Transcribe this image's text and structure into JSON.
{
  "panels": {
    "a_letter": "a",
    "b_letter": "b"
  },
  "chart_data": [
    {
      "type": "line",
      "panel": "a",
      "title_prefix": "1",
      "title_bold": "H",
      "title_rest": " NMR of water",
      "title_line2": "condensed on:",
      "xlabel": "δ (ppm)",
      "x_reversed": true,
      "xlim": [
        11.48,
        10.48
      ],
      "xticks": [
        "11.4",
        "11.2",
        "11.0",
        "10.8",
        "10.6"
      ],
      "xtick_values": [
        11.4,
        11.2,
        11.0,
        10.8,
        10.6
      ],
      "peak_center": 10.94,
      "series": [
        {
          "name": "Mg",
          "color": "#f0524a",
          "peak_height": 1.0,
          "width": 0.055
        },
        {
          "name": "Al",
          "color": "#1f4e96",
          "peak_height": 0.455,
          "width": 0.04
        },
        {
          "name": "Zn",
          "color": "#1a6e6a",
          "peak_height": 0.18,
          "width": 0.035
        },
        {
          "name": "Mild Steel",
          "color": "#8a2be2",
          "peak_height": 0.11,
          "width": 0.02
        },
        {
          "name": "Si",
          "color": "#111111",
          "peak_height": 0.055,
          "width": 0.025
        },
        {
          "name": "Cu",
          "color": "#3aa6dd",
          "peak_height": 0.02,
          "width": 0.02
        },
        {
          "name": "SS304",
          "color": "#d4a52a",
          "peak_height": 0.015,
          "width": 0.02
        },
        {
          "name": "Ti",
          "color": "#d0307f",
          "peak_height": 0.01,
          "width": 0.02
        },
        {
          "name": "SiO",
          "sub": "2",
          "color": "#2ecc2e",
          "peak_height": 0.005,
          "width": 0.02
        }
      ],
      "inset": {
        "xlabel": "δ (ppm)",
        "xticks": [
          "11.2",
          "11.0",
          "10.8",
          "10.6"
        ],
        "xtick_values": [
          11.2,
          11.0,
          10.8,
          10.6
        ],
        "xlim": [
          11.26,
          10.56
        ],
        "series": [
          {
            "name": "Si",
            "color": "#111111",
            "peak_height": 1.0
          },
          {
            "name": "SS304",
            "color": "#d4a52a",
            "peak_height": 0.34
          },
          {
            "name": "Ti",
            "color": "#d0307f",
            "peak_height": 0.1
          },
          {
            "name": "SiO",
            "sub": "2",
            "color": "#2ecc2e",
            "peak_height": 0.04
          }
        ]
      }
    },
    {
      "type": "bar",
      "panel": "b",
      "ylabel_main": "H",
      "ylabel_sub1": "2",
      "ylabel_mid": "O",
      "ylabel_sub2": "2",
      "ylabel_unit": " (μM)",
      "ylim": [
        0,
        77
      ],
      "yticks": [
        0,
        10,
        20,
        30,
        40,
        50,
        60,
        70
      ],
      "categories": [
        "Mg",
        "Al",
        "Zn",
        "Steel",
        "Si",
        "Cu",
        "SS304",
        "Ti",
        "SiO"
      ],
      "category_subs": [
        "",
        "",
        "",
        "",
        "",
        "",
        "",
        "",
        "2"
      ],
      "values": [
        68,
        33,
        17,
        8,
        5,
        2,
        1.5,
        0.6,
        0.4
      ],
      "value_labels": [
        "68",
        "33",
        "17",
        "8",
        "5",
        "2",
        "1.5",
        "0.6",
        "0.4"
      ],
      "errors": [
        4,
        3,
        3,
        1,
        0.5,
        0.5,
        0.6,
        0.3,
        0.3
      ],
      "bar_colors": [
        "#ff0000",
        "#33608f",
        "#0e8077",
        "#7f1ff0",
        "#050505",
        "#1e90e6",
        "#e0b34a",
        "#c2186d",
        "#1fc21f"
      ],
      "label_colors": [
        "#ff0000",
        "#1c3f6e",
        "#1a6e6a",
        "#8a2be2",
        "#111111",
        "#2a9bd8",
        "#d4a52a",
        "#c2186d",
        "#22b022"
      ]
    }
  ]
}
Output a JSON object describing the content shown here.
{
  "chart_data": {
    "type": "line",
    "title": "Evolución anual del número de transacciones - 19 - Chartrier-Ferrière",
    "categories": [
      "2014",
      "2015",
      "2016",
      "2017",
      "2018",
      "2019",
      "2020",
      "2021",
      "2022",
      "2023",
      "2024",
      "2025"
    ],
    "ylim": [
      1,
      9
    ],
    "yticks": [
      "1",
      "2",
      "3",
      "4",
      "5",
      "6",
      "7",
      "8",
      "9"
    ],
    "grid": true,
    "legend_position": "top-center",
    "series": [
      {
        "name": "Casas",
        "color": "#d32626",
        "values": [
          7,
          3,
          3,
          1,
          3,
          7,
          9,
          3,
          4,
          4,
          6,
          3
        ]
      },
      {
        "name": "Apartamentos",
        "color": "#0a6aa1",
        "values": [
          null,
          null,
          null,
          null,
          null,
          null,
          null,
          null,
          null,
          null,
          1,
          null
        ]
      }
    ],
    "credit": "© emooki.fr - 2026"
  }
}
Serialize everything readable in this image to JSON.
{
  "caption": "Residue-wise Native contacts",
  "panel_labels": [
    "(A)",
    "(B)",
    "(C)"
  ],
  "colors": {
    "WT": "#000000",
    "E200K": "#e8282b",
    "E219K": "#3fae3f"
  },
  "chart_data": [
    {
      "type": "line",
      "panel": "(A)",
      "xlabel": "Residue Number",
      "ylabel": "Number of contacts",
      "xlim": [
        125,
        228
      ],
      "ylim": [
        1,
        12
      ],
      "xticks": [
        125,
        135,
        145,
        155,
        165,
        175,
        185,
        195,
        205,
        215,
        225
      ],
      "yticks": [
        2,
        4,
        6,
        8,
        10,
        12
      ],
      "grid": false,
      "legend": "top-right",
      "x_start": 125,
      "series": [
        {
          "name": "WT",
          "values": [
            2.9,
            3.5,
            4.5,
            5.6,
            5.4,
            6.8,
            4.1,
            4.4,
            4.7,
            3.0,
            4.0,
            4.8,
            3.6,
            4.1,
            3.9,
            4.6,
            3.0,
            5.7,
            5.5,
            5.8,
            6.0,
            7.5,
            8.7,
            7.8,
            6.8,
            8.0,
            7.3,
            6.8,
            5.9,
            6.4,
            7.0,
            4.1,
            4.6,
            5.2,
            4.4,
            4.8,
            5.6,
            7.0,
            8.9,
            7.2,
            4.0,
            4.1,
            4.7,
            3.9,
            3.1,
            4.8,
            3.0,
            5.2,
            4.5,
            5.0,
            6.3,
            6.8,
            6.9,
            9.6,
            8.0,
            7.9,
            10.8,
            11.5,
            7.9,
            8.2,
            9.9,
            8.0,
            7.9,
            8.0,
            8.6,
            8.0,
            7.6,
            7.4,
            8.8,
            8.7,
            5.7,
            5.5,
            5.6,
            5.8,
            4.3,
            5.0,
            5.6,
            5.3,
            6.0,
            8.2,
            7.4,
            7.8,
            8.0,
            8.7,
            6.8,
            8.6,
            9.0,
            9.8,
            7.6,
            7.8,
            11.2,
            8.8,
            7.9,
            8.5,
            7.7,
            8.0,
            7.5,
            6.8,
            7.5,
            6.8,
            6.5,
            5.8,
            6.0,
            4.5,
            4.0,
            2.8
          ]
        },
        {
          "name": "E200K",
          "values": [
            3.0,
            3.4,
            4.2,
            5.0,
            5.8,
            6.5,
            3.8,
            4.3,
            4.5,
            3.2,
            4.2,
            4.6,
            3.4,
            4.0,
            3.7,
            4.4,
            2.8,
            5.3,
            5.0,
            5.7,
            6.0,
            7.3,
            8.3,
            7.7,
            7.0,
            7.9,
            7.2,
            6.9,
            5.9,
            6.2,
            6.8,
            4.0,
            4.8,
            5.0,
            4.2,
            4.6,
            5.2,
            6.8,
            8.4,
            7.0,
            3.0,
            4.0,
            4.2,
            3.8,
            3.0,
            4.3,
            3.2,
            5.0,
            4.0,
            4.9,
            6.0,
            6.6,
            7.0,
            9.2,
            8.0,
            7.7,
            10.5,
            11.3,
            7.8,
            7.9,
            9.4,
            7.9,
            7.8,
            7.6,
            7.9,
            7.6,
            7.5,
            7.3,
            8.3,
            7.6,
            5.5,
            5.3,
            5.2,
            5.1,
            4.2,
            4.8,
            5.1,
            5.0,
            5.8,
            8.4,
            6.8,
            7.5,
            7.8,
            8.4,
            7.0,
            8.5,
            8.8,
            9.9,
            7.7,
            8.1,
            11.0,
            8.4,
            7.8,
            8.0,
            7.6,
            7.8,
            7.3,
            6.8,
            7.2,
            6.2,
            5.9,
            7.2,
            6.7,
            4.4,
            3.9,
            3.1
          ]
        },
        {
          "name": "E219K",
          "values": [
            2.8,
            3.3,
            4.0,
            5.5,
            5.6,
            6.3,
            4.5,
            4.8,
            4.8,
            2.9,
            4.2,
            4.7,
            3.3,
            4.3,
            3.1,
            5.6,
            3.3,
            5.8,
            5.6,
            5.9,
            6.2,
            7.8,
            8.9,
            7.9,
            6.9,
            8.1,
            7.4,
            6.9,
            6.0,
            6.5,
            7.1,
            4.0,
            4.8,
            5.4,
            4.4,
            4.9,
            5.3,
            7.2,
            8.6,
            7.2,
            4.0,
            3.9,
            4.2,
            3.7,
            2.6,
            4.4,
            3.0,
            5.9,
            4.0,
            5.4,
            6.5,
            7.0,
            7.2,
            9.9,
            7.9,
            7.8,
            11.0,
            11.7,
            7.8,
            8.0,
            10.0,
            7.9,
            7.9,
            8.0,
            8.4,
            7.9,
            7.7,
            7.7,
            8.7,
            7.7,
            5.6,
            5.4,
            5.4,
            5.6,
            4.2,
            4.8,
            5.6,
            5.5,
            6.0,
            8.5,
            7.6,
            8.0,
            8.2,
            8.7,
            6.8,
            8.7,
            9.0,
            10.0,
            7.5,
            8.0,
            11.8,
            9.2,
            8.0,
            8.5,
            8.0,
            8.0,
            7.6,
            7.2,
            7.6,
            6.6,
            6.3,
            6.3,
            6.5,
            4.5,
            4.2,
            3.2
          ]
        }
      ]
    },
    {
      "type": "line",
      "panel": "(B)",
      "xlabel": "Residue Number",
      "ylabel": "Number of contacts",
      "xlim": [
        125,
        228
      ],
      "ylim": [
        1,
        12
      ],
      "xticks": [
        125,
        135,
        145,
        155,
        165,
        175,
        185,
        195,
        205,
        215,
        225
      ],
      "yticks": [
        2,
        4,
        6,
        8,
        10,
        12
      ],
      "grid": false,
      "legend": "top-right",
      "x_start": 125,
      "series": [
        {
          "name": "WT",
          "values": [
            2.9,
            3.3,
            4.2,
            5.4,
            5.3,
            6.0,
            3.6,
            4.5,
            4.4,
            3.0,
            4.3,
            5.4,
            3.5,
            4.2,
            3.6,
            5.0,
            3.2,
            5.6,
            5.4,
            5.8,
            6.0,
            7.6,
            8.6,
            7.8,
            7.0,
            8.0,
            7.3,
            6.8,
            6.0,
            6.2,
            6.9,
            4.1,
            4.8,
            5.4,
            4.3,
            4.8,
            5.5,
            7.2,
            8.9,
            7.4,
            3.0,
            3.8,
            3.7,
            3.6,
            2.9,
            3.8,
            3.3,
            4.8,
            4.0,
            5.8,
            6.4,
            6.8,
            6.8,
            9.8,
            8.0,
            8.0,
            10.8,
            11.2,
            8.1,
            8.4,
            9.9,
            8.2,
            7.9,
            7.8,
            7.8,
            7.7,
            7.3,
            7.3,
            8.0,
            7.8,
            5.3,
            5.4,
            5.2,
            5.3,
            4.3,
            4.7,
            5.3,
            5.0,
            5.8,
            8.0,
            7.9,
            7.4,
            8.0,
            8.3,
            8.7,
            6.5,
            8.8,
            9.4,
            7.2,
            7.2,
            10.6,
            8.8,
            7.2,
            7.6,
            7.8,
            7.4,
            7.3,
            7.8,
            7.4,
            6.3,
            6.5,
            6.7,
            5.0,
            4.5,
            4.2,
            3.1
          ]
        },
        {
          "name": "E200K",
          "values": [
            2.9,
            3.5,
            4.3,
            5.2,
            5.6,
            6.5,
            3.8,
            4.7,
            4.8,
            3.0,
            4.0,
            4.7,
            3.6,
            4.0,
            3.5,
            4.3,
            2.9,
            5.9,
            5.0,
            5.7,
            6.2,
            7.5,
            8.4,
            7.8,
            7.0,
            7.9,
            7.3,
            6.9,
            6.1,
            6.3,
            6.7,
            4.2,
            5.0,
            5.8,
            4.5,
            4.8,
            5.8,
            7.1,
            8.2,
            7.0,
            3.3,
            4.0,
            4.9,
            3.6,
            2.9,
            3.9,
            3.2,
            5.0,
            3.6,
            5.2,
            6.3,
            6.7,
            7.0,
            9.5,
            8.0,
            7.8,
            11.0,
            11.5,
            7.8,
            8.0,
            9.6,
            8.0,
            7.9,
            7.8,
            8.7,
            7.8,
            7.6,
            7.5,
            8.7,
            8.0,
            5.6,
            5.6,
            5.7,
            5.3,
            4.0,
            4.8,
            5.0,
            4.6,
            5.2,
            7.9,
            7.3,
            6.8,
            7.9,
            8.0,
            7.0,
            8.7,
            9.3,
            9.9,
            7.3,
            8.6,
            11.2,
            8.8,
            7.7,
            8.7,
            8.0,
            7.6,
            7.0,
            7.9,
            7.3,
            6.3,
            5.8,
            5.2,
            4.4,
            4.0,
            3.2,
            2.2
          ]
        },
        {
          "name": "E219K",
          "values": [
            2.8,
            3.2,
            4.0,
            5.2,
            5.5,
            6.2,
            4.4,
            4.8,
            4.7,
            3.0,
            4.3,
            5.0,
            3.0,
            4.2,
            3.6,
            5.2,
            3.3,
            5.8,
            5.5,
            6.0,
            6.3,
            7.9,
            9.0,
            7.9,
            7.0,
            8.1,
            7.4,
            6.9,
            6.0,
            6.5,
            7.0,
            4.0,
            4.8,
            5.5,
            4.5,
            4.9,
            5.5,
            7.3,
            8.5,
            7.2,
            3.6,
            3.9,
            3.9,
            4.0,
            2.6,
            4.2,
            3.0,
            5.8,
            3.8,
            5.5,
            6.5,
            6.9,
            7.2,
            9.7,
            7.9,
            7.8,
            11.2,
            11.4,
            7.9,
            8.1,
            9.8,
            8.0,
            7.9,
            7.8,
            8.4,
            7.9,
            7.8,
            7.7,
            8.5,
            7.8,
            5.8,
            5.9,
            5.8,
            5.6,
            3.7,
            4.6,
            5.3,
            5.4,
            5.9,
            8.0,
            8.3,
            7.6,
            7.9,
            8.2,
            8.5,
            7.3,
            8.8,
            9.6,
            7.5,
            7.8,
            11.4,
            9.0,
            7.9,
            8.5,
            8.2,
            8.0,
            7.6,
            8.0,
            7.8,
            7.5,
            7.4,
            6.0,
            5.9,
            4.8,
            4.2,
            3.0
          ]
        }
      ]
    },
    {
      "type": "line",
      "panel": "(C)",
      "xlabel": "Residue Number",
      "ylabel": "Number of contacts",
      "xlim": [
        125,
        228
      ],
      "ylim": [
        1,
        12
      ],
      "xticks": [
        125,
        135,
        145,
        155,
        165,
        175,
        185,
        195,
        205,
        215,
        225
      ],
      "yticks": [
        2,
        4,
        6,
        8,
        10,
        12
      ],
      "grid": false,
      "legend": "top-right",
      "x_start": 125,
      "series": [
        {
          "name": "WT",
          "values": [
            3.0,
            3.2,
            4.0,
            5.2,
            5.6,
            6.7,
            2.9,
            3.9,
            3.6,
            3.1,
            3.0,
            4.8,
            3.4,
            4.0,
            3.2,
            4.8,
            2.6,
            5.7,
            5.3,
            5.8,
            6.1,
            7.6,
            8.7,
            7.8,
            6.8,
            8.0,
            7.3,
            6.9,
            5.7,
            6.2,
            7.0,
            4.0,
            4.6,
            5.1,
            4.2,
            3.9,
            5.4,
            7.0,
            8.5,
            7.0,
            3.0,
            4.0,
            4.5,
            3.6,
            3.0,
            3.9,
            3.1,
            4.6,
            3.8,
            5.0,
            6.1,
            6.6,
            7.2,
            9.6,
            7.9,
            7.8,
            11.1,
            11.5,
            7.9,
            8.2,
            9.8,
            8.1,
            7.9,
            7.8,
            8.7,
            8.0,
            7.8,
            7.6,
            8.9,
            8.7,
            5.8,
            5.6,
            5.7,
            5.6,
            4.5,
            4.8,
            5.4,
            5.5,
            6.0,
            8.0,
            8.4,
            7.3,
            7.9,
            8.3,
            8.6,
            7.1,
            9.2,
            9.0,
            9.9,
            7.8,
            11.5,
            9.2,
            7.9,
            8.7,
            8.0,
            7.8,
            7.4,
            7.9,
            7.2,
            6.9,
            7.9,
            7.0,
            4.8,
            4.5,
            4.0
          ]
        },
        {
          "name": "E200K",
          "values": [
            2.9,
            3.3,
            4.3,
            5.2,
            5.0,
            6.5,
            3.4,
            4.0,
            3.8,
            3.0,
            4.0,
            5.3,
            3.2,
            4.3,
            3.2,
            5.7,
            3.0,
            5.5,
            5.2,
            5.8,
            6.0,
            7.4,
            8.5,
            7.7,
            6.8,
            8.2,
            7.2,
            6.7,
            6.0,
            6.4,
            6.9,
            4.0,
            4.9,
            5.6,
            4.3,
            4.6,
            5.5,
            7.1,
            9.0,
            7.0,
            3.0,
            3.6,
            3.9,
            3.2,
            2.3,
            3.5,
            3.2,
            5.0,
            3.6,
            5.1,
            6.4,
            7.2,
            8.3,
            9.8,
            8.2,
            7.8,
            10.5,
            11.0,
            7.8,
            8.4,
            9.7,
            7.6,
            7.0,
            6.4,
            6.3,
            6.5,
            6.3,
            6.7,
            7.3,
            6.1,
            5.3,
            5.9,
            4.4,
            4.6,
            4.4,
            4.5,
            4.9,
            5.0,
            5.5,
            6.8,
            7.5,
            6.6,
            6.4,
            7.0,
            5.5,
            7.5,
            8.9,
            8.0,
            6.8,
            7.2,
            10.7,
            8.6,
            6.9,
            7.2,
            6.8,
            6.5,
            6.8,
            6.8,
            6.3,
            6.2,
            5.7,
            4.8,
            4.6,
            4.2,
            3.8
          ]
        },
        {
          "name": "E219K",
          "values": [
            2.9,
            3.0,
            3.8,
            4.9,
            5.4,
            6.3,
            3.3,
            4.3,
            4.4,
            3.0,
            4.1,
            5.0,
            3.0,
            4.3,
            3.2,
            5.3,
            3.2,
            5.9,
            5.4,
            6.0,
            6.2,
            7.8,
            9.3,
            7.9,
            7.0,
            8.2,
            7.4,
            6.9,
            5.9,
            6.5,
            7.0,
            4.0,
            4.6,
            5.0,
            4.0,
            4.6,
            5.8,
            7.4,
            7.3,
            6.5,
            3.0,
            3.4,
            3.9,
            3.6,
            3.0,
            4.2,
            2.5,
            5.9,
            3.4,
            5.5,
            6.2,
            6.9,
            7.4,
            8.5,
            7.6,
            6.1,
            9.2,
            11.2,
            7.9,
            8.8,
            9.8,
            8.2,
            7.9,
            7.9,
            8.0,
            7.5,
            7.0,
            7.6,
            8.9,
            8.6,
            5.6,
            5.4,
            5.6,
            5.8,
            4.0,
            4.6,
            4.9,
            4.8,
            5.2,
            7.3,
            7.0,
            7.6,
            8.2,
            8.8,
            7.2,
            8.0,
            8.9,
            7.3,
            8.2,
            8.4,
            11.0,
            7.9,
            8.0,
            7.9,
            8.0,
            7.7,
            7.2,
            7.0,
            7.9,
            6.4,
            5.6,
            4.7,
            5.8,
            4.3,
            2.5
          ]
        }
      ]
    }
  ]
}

• • • • •

- EXERCISE OBJECTIVE -
Check each line of the records for the word "this" and extract those that contain it.

- FULL RESPONSE -
Transcribe this image's text and structure into JSON.
Serialize everything readable in this image to JSON.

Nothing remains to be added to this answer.